GIVEN REQUEST »
Collect from the data below each line with "говорить".

AVAILABLE RECORDS start

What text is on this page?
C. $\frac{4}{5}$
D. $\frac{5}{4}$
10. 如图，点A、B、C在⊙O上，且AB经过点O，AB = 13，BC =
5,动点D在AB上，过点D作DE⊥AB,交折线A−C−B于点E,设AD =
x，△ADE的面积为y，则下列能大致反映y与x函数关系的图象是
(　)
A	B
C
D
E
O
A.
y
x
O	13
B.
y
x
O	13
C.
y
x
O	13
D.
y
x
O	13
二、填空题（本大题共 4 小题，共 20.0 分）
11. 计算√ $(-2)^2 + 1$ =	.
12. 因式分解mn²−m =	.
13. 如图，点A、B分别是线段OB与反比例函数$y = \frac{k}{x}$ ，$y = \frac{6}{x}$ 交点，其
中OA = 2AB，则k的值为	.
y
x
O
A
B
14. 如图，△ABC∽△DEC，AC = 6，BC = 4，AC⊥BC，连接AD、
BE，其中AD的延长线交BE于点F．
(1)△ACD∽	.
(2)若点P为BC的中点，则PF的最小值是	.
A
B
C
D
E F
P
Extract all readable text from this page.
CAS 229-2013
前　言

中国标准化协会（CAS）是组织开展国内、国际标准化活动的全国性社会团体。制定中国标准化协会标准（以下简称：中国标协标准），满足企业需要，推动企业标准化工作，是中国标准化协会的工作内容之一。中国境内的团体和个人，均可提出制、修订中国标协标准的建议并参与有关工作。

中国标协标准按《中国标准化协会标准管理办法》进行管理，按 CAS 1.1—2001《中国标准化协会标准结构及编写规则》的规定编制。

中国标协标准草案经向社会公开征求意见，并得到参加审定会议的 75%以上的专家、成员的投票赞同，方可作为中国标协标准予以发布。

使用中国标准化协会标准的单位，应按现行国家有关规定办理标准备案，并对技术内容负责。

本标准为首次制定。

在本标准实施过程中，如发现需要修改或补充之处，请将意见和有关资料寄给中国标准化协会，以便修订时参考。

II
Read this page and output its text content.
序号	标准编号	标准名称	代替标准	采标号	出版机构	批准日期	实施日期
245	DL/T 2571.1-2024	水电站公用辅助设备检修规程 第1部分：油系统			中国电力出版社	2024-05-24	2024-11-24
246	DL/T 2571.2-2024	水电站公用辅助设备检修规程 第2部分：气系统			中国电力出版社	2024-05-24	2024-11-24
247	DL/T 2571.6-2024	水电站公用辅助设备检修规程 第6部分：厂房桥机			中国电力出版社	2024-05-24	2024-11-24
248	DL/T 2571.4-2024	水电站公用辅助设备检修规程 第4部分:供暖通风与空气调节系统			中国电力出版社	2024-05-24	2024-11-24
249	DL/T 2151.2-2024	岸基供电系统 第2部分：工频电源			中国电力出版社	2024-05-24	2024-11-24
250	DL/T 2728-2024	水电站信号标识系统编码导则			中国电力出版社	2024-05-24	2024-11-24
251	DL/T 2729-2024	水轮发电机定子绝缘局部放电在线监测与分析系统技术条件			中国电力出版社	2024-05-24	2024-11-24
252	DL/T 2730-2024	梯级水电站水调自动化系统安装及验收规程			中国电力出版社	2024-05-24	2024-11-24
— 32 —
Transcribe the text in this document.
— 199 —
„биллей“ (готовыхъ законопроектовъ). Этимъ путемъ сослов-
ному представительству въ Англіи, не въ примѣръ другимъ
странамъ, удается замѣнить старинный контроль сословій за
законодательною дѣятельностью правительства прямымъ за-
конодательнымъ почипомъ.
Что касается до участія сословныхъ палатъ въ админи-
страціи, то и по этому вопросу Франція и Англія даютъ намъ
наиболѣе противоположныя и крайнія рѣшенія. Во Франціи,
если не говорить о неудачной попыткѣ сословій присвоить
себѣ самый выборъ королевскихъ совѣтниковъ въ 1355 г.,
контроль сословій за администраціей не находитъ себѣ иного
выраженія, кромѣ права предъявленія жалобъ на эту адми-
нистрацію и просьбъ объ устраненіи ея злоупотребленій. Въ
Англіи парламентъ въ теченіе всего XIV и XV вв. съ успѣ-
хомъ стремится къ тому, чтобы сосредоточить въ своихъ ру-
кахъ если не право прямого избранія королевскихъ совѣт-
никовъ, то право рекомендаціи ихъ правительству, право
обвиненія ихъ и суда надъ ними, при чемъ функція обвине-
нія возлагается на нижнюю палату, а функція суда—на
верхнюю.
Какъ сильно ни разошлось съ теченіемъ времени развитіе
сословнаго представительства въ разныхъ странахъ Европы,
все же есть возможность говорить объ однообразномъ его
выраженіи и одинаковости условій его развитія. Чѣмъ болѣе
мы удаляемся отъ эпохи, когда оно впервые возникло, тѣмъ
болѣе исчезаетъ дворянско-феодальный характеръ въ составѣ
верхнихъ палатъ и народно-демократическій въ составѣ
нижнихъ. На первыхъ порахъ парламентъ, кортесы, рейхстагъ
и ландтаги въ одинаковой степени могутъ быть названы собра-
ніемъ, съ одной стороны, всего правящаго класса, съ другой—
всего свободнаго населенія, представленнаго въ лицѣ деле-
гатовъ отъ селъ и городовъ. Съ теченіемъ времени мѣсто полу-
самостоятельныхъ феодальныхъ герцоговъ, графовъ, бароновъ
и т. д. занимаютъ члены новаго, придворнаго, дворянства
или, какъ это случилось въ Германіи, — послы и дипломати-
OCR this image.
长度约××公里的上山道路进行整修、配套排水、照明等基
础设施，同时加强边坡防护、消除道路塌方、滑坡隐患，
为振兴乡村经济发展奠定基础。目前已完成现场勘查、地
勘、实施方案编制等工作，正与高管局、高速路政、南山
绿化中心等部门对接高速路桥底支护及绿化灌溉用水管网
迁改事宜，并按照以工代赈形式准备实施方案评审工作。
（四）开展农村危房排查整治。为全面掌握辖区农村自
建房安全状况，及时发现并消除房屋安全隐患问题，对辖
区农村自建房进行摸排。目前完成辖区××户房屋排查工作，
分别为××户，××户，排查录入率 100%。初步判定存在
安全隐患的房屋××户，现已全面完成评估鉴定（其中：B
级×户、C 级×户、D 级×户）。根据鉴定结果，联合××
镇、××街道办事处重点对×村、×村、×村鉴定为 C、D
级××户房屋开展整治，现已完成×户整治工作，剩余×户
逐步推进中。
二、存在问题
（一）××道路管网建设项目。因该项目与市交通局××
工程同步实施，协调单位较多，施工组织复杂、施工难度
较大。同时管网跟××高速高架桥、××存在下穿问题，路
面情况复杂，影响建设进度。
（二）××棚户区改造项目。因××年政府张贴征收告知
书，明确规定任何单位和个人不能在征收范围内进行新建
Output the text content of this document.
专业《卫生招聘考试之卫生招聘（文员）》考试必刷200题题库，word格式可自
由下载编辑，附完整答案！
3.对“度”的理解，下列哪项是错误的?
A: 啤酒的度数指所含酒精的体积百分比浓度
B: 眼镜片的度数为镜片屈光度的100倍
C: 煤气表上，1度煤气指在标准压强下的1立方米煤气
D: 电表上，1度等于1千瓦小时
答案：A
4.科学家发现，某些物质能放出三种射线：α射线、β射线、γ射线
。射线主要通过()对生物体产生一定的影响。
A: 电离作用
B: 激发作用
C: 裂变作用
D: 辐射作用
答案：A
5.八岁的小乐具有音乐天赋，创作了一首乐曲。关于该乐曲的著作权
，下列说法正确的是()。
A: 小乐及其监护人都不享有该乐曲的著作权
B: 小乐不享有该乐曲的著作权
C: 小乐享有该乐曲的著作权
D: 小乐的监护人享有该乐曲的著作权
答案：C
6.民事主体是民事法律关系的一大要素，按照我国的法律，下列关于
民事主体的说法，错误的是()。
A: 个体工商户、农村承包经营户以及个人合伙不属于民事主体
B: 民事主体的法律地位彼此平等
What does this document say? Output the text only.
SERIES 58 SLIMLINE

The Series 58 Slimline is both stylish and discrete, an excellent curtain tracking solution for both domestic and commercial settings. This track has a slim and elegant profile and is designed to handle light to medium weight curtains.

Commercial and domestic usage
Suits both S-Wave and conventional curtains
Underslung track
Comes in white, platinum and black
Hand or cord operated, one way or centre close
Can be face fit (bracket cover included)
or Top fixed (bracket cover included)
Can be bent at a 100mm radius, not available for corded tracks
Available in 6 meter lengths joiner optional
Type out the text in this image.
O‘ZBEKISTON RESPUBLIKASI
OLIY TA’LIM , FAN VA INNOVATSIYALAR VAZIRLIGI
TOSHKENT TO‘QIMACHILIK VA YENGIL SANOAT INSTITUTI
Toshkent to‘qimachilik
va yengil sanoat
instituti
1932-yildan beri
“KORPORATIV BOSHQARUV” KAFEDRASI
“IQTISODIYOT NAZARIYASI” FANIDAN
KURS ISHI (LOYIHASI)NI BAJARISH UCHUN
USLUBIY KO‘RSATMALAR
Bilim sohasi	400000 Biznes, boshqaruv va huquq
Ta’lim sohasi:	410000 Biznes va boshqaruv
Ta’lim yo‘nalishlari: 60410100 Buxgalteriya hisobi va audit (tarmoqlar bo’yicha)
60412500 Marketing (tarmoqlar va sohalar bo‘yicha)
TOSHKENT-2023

AVAILABLE RECORDS end

CORRECT RESPONSE »
если не говорить о неудачной попыткѣ сословій присвоить
все же есть возможность говорить объ однообразномъ его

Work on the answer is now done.